Figure content listings:
·····
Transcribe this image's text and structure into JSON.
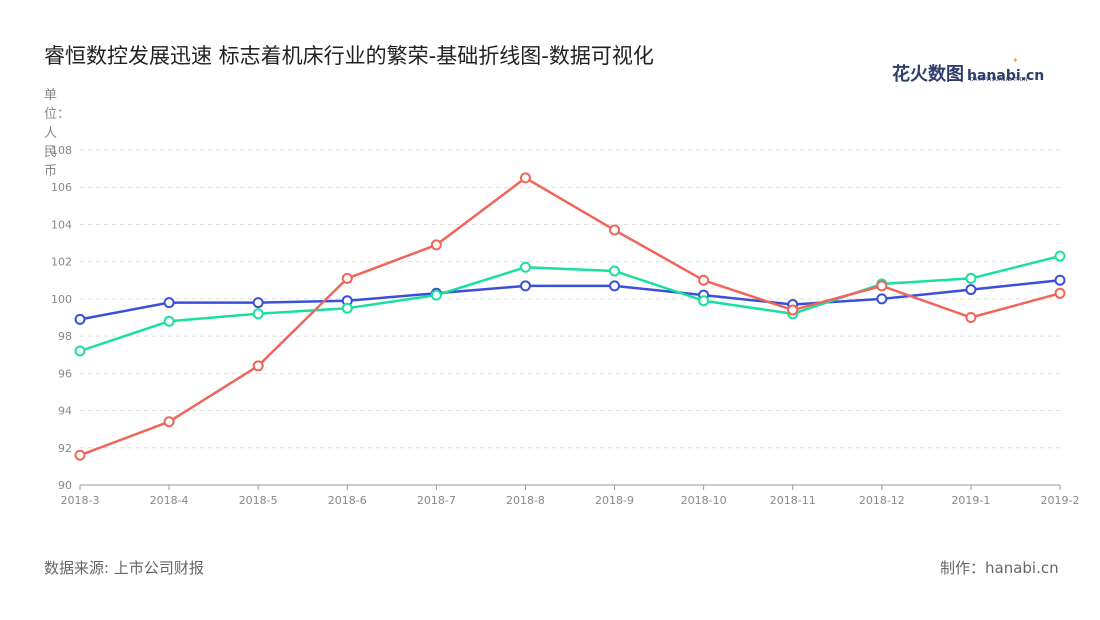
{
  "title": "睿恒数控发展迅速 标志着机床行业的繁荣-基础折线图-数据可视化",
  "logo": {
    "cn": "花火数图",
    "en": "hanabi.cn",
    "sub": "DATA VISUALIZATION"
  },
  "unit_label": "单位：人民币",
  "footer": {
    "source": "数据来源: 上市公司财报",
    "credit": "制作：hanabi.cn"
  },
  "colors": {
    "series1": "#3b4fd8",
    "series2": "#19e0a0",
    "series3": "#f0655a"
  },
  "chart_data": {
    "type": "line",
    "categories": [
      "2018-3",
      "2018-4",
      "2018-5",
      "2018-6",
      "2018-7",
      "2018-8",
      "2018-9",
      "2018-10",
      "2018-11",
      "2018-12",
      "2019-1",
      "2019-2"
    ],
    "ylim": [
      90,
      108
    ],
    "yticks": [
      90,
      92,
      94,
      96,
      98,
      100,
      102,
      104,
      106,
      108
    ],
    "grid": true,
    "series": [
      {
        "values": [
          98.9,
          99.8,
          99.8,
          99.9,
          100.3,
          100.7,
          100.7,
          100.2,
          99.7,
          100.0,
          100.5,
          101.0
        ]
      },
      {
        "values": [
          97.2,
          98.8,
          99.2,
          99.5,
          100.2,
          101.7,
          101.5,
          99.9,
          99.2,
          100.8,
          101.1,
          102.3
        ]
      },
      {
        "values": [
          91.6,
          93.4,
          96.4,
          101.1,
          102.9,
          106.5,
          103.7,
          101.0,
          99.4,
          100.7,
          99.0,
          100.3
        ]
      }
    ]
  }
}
·····
- _Short exercise_:
Return each line of the data, keeping its wording exact and omitting pictures.

- _Final result_:
Transcribe this image's text and structure into JSON.
{
  "title": "睿恒数控发展迅速 标志着机床行业的繁荣-基础折线图-数据可视化",
  "logo": {
    "cn": "花火数图",
    "en": "hanabi.cn",
    "sub": "DATA VISUALIZATION"
  },
  "unit_label": "单位：人民币",
  "footer": {
    "source": "数据来源: 上市公司财报",
    "credit": "制作：hanabi.cn"
  },
  "colors": {
    "series1": "#3b4fd8",
    "series2": "#19e0a0",
    "series3": "#f0655a"
  },
  "chart_data": {
    "type": "line",
    "categories": [
      "2018-3",
      "2018-4",
      "2018-5",
      "2018-6",
      "2018-7",
      "2018-8",
      "2018-9",
      "2018-10",
      "2018-11",
      "2018-12",
      "2019-1",
      "2019-2"
    ],
    "ylim": [
      90,
      108
    ],
    "yticks": [
      90,
      92,
      94,
      96,
      98,
      100,
      102,
      104,
      106,
      108
    ],
    "grid": true,
    "series": [
      {
        "values": [
          98.9,
          99.8,
          99.8,
          99.9,
          100.3,
          100.7,
          100.7,
          100.2,
          99.7,
          100.0,
          100.5,
          101.0
        ]
      },
      {
        "values": [
          97.2,
          98.8,
          99.2,
          99.5,
          100.2,
          101.7,
          101.5,
          99.9,
          99.2,
          100.8,
          101.1,
          102.3
        ]
      },
      {
        "values": [
          91.6,
          93.4,
          96.4,
          101.1,
          102.9,
          106.5,
          103.7,
          101.0,
          99.4,
          100.7,
          99.0,
          100.3
        ]
      }
    ]
  }
}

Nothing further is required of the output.